* _Challenge_:
Identify each line containing the word "dương" and copy it.

* _Given records_:
/---

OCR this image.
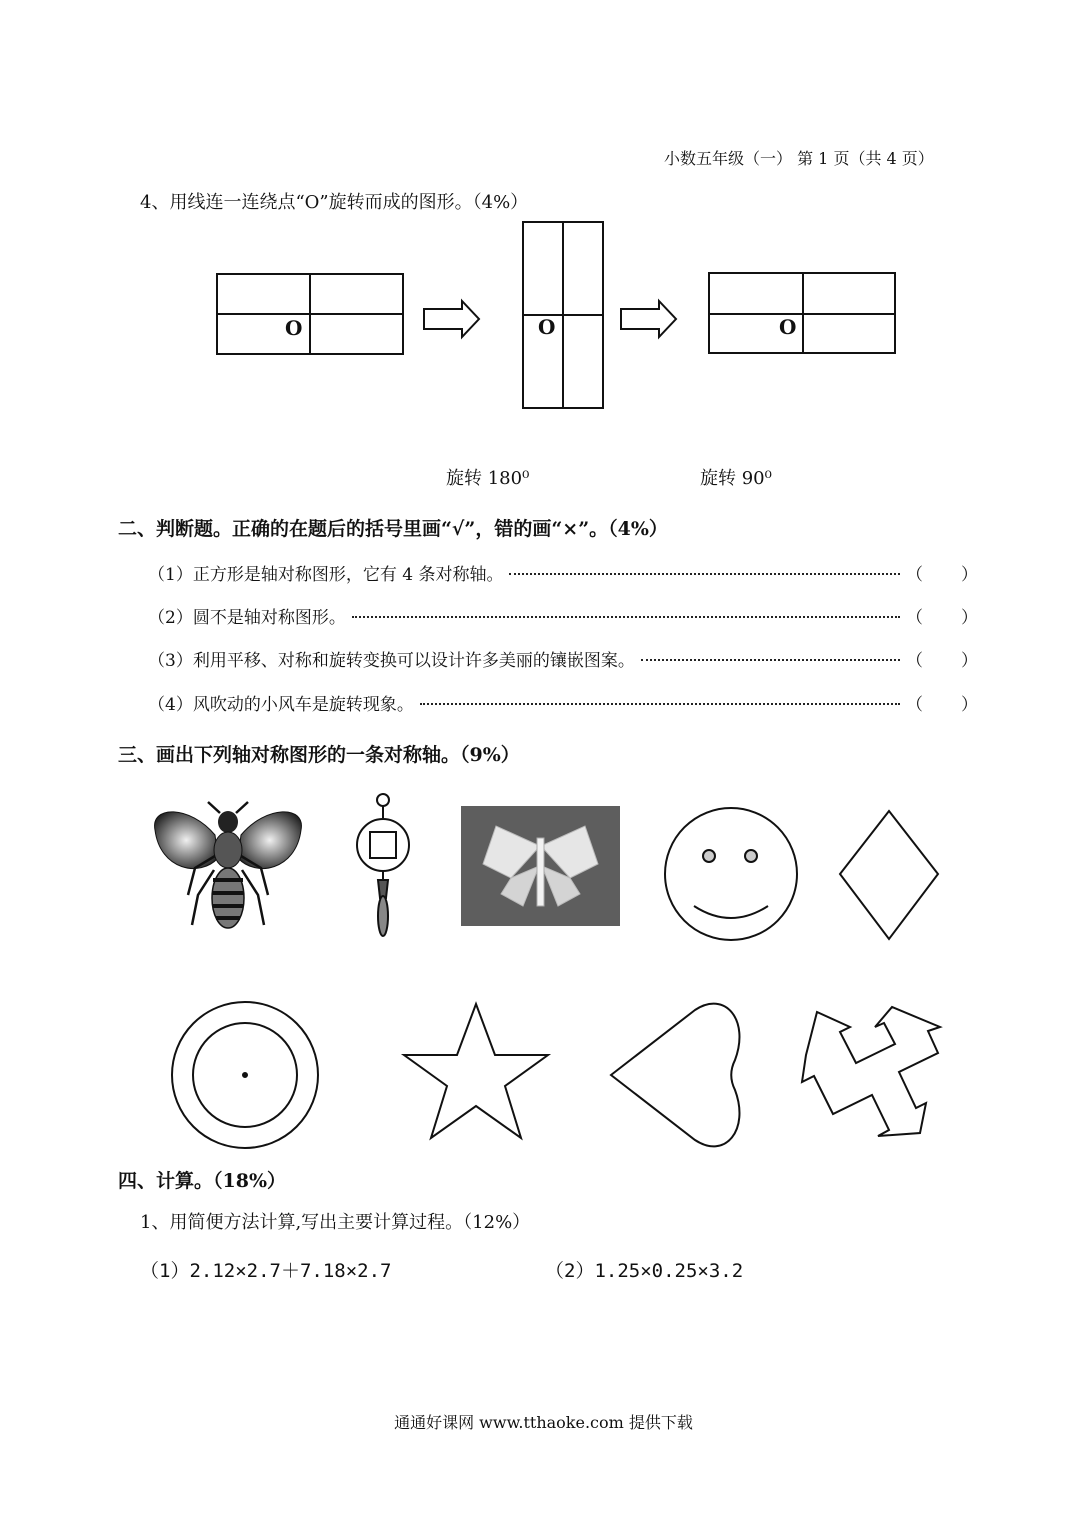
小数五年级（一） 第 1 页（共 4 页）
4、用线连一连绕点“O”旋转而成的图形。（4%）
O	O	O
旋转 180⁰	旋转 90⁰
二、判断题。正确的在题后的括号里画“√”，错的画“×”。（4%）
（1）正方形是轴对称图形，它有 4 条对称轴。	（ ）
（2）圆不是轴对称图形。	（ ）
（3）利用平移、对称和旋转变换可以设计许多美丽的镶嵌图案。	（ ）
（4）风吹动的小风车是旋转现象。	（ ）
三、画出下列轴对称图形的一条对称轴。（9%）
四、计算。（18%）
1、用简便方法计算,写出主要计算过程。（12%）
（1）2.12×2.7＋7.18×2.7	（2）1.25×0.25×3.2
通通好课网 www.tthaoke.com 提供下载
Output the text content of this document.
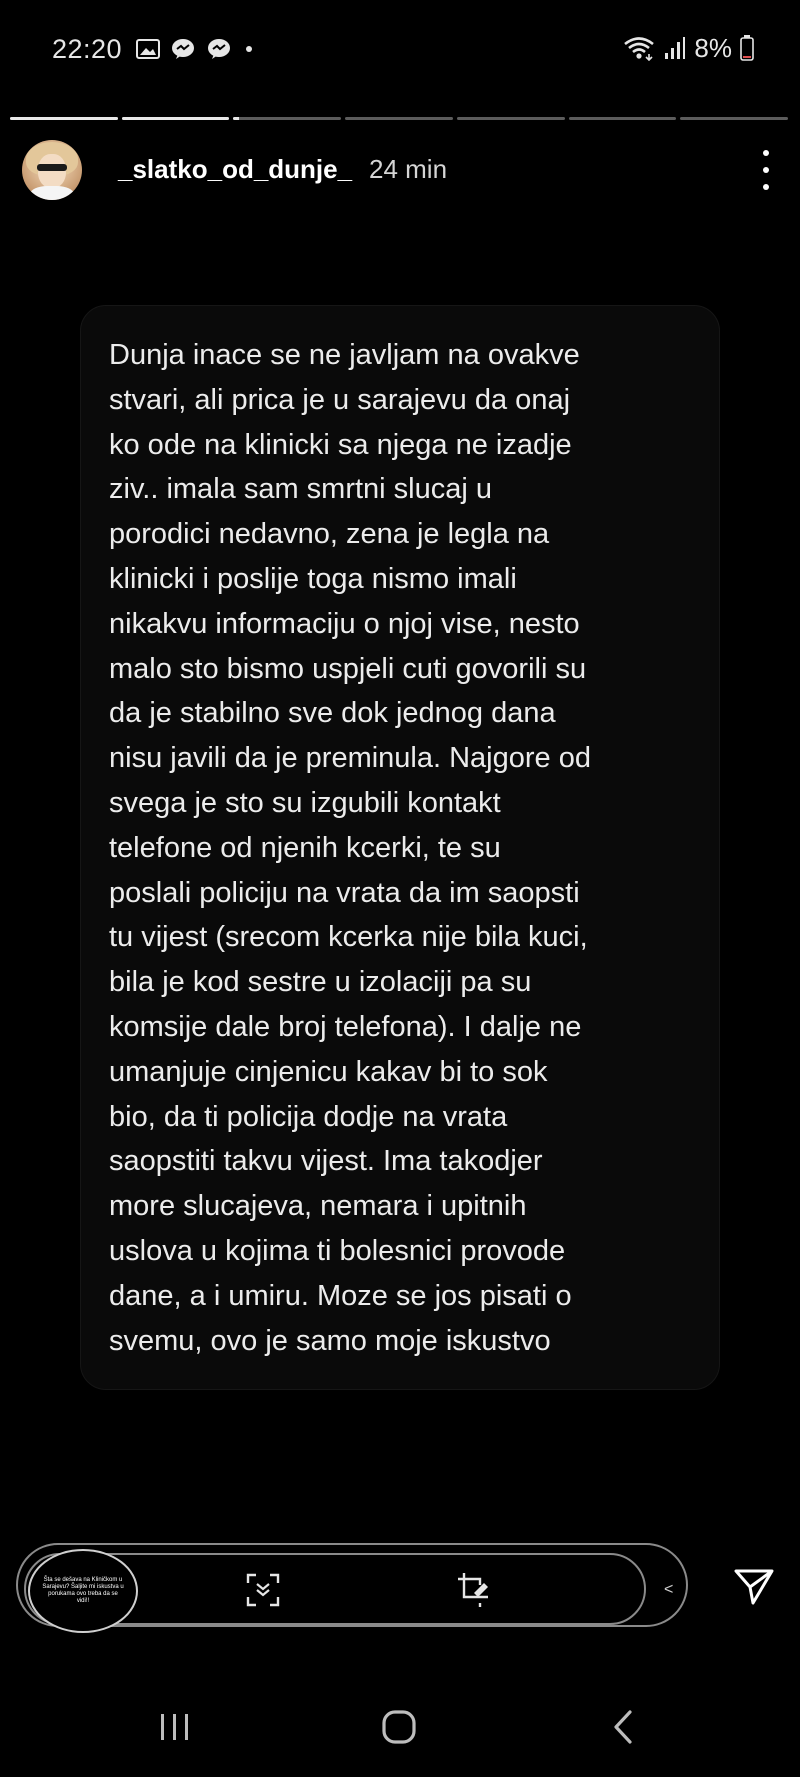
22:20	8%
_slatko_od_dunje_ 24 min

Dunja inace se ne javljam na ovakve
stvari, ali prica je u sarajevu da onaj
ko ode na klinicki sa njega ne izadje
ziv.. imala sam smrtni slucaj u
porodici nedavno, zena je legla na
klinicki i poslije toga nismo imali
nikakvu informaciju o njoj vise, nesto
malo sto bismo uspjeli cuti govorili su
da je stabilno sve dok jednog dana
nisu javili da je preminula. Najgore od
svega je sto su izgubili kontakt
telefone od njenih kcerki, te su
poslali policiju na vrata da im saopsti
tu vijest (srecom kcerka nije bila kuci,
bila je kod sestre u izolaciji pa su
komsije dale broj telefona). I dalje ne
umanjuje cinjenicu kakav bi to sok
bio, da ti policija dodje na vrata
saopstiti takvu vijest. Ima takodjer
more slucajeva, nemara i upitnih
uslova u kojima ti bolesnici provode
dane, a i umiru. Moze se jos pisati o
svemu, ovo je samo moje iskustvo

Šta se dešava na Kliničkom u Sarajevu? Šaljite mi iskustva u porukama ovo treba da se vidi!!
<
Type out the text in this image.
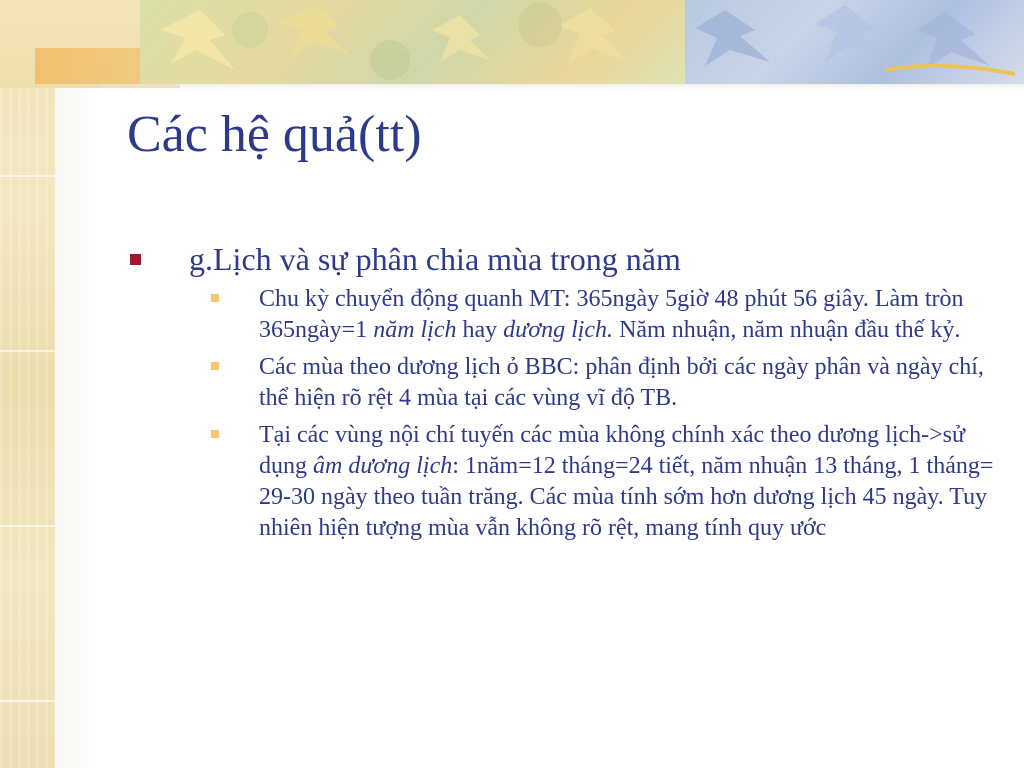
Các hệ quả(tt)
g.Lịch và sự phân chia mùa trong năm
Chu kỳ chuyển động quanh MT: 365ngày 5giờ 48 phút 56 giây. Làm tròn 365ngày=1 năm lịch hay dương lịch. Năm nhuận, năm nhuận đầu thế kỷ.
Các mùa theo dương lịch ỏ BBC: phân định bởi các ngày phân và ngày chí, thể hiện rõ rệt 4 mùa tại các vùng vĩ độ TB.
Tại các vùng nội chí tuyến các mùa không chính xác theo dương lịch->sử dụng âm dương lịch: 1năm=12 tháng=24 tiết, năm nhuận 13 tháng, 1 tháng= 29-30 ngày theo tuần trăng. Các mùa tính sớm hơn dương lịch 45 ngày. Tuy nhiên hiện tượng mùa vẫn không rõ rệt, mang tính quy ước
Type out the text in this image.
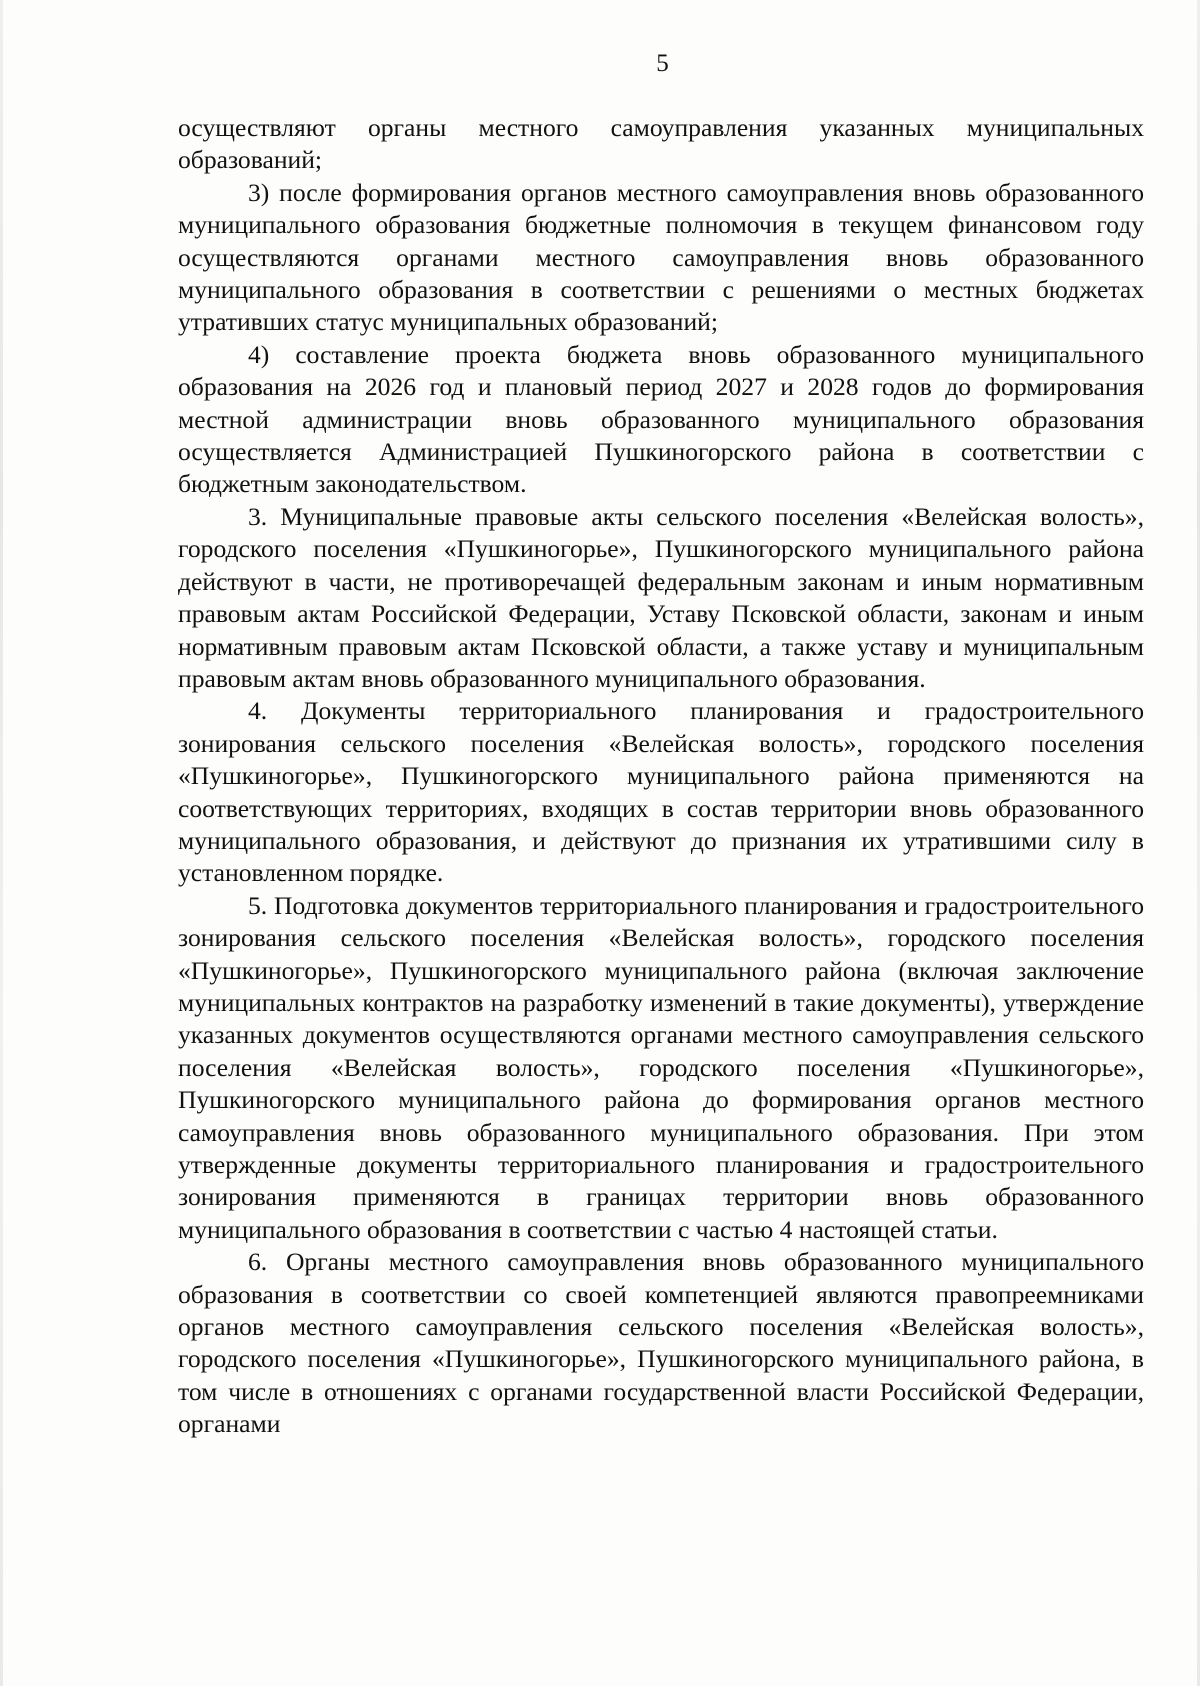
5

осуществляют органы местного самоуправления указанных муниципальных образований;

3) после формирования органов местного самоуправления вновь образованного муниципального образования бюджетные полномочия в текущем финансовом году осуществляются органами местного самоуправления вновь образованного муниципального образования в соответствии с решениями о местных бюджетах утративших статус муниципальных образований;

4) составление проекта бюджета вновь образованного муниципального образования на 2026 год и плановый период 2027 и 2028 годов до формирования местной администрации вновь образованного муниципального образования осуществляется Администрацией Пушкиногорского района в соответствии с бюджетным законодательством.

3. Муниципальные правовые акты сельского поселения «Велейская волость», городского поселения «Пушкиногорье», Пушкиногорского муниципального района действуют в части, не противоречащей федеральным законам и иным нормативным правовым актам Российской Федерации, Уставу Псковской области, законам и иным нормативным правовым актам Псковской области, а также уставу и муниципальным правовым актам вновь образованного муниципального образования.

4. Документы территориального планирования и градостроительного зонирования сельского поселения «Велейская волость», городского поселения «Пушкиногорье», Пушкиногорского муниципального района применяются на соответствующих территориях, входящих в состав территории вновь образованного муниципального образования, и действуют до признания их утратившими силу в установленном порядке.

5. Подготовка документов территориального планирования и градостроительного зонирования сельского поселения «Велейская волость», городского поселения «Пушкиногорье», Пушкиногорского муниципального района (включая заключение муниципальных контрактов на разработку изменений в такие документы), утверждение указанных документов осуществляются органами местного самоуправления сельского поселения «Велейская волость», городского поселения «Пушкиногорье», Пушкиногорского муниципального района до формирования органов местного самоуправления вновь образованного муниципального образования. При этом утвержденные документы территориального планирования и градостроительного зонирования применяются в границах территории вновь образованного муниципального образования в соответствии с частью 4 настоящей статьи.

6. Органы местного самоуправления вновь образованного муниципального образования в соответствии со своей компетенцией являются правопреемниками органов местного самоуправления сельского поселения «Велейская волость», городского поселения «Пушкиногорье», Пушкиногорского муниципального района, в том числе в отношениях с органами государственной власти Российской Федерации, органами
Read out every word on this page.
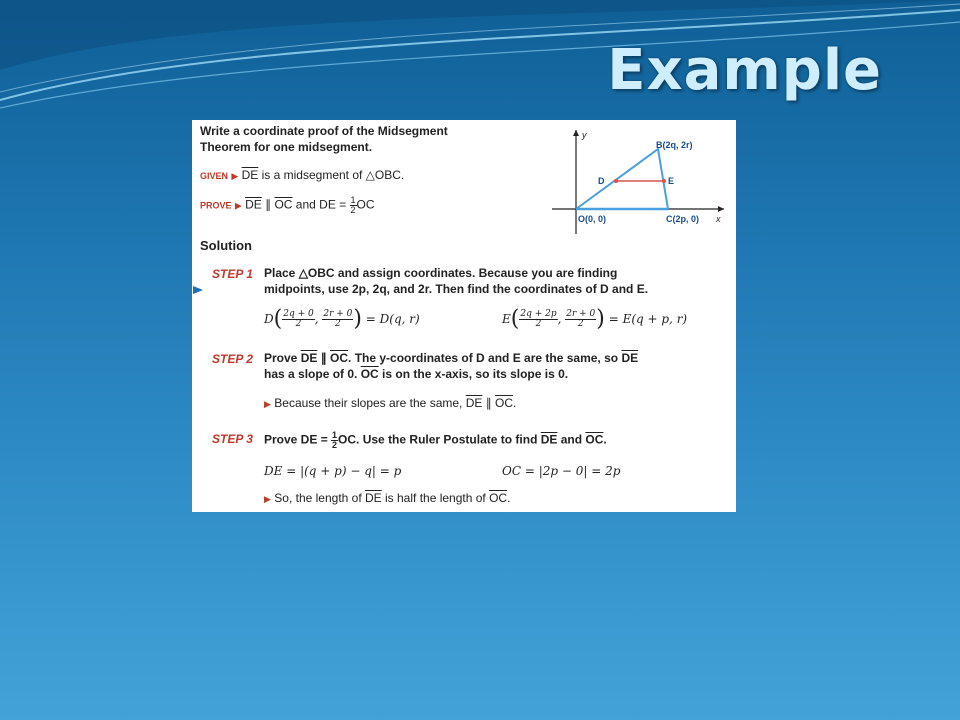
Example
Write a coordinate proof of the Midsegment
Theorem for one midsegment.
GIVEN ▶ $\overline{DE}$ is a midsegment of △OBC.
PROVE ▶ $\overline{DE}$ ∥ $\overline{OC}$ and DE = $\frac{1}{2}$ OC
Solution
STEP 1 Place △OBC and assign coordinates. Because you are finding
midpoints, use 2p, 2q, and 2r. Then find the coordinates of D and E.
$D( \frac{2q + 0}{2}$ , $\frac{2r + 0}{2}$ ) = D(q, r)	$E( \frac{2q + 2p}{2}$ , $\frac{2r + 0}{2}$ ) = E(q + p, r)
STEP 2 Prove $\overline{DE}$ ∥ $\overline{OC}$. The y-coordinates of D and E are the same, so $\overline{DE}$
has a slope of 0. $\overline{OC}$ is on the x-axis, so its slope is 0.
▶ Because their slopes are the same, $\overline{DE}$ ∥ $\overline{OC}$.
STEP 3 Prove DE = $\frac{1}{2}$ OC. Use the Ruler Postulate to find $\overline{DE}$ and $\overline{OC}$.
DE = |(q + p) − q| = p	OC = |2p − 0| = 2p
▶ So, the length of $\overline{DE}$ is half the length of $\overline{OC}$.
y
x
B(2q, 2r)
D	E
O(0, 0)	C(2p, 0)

\---

* _Answer to the exercise_:
Chu kỳ chuyển động quanh MT: 365ngày 5giờ 48 phút 56 giây. Làm tròn 365ngày=1 năm lịch hay dương lịch. Năm nhuận, năm nhuận đầu thế kỷ.
Các mùa theo dương lịch ỏ BBC: phân định bởi các ngày phân và ngày chí, thể hiện rõ rệt 4 mùa tại các vùng vĩ độ TB.
Tại các vùng nội chí tuyến các mùa không chính xác theo dương lịch->sử dụng âm dương lịch: 1năm=12 tháng=24 tiết, năm nhuận 13 tháng, 1 tháng= 29-30 ngày theo tuần trăng. Các mùa tính sớm hơn dương lịch 45 ngày. Tuy nhiên hiện tượng mùa vẫn không rõ rệt, mang tính quy ước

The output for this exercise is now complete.